**SET EXERCISE**.
Reproduce the records below exactly as they appear, omitting any pictures they contain.

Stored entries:
----------

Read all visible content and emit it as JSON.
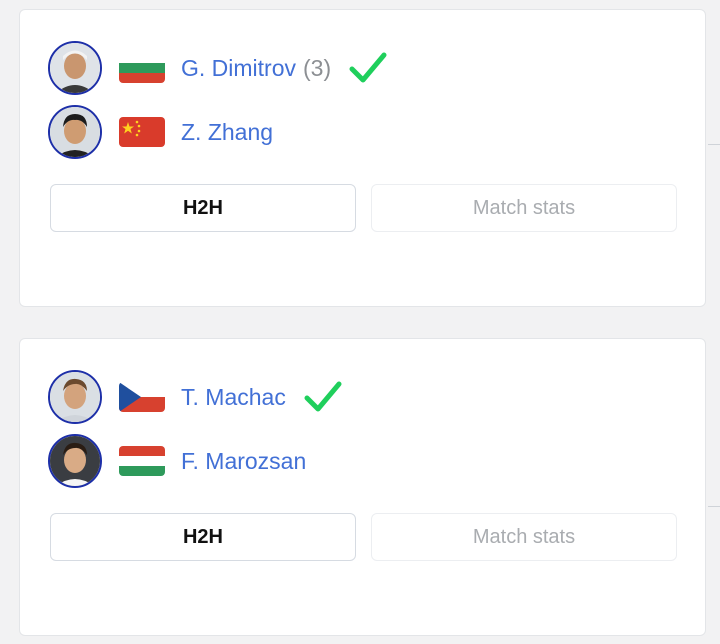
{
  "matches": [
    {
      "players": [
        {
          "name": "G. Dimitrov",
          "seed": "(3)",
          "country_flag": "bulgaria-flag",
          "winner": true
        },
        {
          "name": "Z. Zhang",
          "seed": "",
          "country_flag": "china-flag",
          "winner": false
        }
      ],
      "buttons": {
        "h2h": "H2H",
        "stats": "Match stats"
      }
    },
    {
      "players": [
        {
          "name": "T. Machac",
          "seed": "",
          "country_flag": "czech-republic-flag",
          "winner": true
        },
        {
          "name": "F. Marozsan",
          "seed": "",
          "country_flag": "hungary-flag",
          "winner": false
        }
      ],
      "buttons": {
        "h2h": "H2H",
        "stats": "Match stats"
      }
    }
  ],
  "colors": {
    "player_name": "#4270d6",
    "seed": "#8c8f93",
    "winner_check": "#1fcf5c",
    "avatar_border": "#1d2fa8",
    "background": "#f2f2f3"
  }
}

----------

**PROBLEM SOLUTION**.
Read all visible content and emit it as JSON.
{
  "matches": [
    {
      "players": [
        {
          "name": "G. Dimitrov",
          "seed": "(3)",
          "country_flag": "bulgaria-flag",
          "winner": true
        },
        {
          "name": "Z. Zhang",
          "seed": "",
          "country_flag": "china-flag",
          "winner": false
        }
      ],
      "buttons": {
        "h2h": "H2H",
        "stats": "Match stats"
      }
    },
    {
      "players": [
        {
          "name": "T. Machac",
          "seed": "",
          "country_flag": "czech-republic-flag",
          "winner": true
        },
        {
          "name": "F. Marozsan",
          "seed": "",
          "country_flag": "hungary-flag",
          "winner": false
        }
      ],
      "buttons": {
        "h2h": "H2H",
        "stats": "Match stats"
      }
    }
  ],
  "colors": {
    "player_name": "#4270d6",
    "seed": "#8c8f93",
    "winner_check": "#1fcf5c",
    "avatar_border": "#1d2fa8",
    "background": "#f2f2f3"
  }
}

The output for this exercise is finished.